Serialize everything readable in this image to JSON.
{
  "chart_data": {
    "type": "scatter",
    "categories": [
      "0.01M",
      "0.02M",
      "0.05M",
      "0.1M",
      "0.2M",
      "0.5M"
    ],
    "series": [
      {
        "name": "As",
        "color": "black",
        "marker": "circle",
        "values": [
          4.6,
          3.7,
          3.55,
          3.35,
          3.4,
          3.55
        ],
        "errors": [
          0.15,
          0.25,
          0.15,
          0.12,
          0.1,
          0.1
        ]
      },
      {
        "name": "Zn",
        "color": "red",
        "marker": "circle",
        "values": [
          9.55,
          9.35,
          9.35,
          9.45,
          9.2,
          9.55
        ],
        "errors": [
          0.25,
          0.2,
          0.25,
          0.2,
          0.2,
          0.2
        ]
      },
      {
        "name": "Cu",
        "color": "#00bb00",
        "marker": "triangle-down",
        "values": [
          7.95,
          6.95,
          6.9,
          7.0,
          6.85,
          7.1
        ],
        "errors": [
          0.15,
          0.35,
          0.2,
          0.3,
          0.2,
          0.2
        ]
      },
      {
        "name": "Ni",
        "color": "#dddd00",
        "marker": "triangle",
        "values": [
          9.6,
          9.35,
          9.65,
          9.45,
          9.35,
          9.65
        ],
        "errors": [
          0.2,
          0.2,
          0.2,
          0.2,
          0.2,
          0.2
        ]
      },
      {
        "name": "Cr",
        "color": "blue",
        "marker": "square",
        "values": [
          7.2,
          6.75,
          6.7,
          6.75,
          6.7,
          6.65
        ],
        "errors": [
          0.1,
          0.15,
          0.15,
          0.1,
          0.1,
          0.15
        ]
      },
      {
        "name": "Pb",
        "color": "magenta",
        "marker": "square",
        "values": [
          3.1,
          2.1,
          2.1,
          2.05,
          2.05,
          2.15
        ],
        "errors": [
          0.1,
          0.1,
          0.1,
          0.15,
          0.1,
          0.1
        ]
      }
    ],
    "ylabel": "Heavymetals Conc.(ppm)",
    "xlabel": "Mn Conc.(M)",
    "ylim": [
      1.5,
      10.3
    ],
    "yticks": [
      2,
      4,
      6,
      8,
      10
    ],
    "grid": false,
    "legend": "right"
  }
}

== The task ==
Locate and copy each line in the data above that includes the word "color".

== Written response ==
        "color": "black",
        "color": "red",
        "color": "#00bb00",
        "color": "#dddd00",
        "color": "blue",
        "color": "magenta",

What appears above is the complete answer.